[Start of GIVEN DATA]
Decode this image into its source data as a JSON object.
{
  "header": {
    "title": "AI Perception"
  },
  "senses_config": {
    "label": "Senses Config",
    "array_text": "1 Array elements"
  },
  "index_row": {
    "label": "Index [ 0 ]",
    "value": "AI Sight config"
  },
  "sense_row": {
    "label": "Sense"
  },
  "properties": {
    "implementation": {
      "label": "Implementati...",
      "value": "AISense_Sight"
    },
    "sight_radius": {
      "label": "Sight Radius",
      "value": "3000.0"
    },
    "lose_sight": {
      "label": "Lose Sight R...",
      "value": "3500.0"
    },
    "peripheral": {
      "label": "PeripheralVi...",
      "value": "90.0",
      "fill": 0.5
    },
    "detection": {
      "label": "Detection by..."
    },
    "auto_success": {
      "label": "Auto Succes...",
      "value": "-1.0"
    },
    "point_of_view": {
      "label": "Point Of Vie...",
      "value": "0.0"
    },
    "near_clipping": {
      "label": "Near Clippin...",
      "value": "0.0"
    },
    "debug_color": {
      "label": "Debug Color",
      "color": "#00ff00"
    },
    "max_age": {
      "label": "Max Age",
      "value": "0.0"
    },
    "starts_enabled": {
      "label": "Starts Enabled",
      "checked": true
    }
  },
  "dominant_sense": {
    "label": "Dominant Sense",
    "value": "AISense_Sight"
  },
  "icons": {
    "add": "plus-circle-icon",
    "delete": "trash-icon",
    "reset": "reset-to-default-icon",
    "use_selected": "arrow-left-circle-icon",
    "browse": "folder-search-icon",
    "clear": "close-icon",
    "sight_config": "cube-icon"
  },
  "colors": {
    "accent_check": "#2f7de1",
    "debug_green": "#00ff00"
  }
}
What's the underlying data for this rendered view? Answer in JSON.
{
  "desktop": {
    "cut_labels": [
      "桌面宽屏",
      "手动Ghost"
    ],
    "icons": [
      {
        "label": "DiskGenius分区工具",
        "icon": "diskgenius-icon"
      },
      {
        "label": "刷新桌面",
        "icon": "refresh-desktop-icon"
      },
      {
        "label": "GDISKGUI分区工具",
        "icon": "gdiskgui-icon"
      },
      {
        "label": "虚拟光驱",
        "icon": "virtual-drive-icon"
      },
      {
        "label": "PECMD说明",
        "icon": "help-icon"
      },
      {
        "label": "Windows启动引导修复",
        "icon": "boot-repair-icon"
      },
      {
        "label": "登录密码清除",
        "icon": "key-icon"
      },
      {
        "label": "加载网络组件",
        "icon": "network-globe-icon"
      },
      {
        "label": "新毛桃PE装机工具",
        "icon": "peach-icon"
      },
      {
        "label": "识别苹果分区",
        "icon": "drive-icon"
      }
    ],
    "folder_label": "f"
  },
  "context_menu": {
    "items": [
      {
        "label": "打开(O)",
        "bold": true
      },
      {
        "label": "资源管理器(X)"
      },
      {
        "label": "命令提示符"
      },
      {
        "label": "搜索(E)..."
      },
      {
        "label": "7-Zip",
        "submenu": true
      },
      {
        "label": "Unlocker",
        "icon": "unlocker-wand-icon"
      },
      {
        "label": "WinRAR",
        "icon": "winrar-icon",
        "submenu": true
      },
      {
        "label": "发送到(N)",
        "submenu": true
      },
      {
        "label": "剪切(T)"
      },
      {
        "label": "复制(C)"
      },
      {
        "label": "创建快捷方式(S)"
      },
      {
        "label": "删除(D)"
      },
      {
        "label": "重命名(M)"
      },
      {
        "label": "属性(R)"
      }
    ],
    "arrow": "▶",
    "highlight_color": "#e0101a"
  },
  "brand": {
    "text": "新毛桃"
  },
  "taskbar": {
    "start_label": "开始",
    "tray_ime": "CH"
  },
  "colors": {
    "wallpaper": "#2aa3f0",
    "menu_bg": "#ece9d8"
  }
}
[End of GIVEN DATA]
Reproduce every entry shown above, precisely as it stands.

*FINAL RESULT*.
Decode this image into its source data as a JSON object.
{
  "header": {
    "title": "AI Perception"
  },
  "senses_config": {
    "label": "Senses Config",
    "array_text": "1 Array elements"
  },
  "index_row": {
    "label": "Index [ 0 ]",
    "value": "AI Sight config"
  },
  "sense_row": {
    "label": "Sense"
  },
  "properties": {
    "implementation": {
      "label": "Implementati...",
      "value": "AISense_Sight"
    },
    "sight_radius": {
      "label": "Sight Radius",
      "value": "3000.0"
    },
    "lose_sight": {
      "label": "Lose Sight R...",
      "value": "3500.0"
    },
    "peripheral": {
      "label": "PeripheralVi...",
      "value": "90.0",
      "fill": 0.5
    },
    "detection": {
      "label": "Detection by..."
    },
    "auto_success": {
      "label": "Auto Succes...",
      "value": "-1.0"
    },
    "point_of_view": {
      "label": "Point Of Vie...",
      "value": "0.0"
    },
    "near_clipping": {
      "label": "Near Clippin...",
      "value": "0.0"
    },
    "debug_color": {
      "label": "Debug Color",
      "color": "#00ff00"
    },
    "max_age": {
      "label": "Max Age",
      "value": "0.0"
    },
    "starts_enabled": {
      "label": "Starts Enabled",
      "checked": true
    }
  },
  "dominant_sense": {
    "label": "Dominant Sense",
    "value": "AISense_Sight"
  },
  "icons": {
    "add": "plus-circle-icon",
    "delete": "trash-icon",
    "reset": "reset-to-default-icon",
    "use_selected": "arrow-left-circle-icon",
    "browse": "folder-search-icon",
    "clear": "close-icon",
    "sight_config": "cube-icon"
  },
  "colors": {
    "accent_check": "#2f7de1",
    "debug_green": "#00ff00"
  }
}
What's the underlying data for this rendered view? Answer in JSON.
{
  "desktop": {
    "cut_labels": [
      "桌面宽屏",
      "手动Ghost"
    ],
    "icons": [
      {
        "label": "DiskGenius分区工具",
        "icon": "diskgenius-icon"
      },
      {
        "label": "刷新桌面",
        "icon": "refresh-desktop-icon"
      },
      {
        "label": "GDISKGUI分区工具",
        "icon": "gdiskgui-icon"
      },
      {
        "label": "虚拟光驱",
        "icon": "virtual-drive-icon"
      },
      {
        "label": "PECMD说明",
        "icon": "help-icon"
      },
      {
        "label": "Windows启动引导修复",
        "icon": "boot-repair-icon"
      },
      {
        "label": "登录密码清除",
        "icon": "key-icon"
      },
      {
        "label": "加载网络组件",
        "icon": "network-globe-icon"
      },
      {
        "label": "新毛桃PE装机工具",
        "icon": "peach-icon"
      },
      {
        "label": "识别苹果分区",
        "icon": "drive-icon"
      }
    ],
    "folder_label": "f"
  },
  "context_menu": {
    "items": [
      {
        "label": "打开(O)",
        "bold": true
      },
      {
        "label": "资源管理器(X)"
      },
      {
        "label": "命令提示符"
      },
      {
        "label": "搜索(E)..."
      },
      {
        "label": "7-Zip",
        "submenu": true
      },
      {
        "label": "Unlocker",
        "icon": "unlocker-wand-icon"
      },
      {
        "label": "WinRAR",
        "icon": "winrar-icon",
        "submenu": true
      },
      {
        "label": "发送到(N)",
        "submenu": true
      },
      {
        "label": "剪切(T)"
      },
      {
        "label": "复制(C)"
      },
      {
        "label": "创建快捷方式(S)"
      },
      {
        "label": "删除(D)"
      },
      {
        "label": "重命名(M)"
      },
      {
        "label": "属性(R)"
      }
    ],
    "arrow": "▶",
    "highlight_color": "#e0101a"
  },
  "brand": {
    "text": "新毛桃"
  },
  "taskbar": {
    "start_label": "开始",
    "tray_ime": "CH"
  },
  "colors": {
    "wallpaper": "#2aa3f0",
    "menu_bg": "#ece9d8"
  }
}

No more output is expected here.